== What is expected ==
Please transcribe the data below exactly. Leave the pictures out.

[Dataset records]

________________________________________

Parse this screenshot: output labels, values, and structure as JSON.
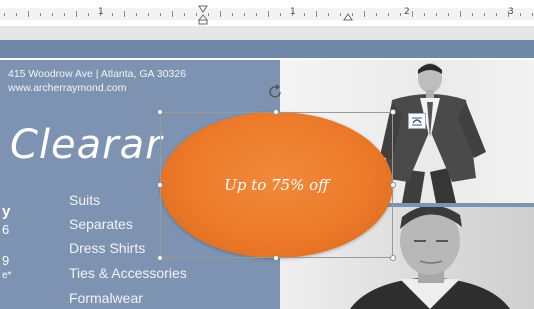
{
  "ruler": {
    "numbers": [
      "1",
      "1",
      "2",
      "3"
    ]
  },
  "document": {
    "address_line1": "415 Woodrow Ave | Atlanta, GA 30326",
    "address_line2": "www.archerraymond.com",
    "headline": "Clearar",
    "categories": [
      "Suits",
      "Separates",
      "Dress Shirts",
      "Ties & Accessories",
      "Formalwear"
    ],
    "cut_off_chars": [
      "y",
      "6",
      "9",
      "e*"
    ]
  },
  "shape": {
    "text": "Up to 75% off",
    "fill_color": "#ec7a2a",
    "selected": true
  },
  "icons": {
    "rotate": "rotate-handle-icon",
    "layout": "layout-options-icon"
  },
  "colors": {
    "panel": "#7e93b1",
    "header": "#6f87a8"
  }
}
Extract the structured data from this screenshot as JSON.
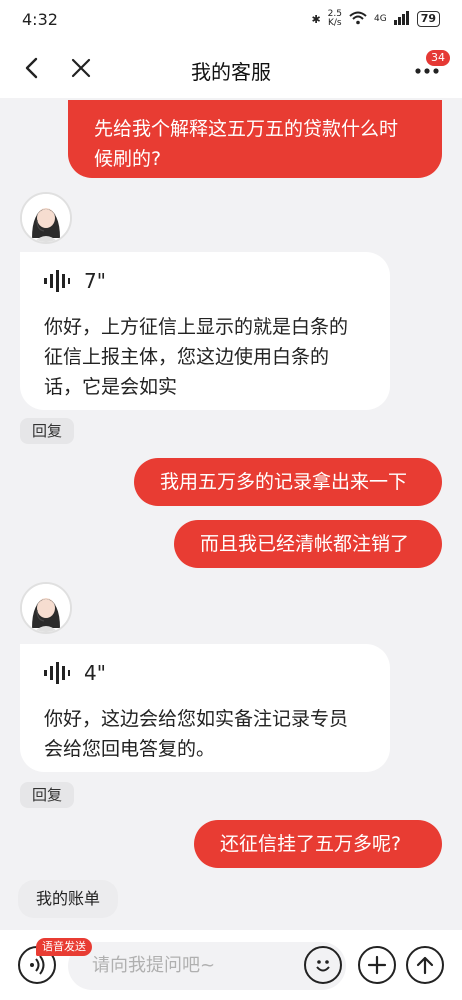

________________________________________

== Exercise result ==
Parse this screenshot: output labels, values, and structure as JSON.
{
  "ruler": {
    "numbers": [
      "1",
      "1",
      "2",
      "3"
    ]
  },
  "document": {
    "address_line1": "415 Woodrow Ave | Atlanta, GA 30326",
    "address_line2": "www.archerraymond.com",
    "headline": "Clearar",
    "categories": [
      "Suits",
      "Separates",
      "Dress Shirts",
      "Ties & Accessories",
      "Formalwear"
    ],
    "cut_off_chars": [
      "y",
      "6",
      "9",
      "e*"
    ]
  },
  "shape": {
    "text": "Up to 75% off",
    "fill_color": "#ec7a2a",
    "selected": true
  },
  "icons": {
    "rotate": "rotate-handle-icon",
    "layout": "layout-options-icon"
  },
  "colors": {
    "panel": "#7e93b1",
    "header": "#6f87a8"
  }
}
Extract the structured data from this screenshot as JSON.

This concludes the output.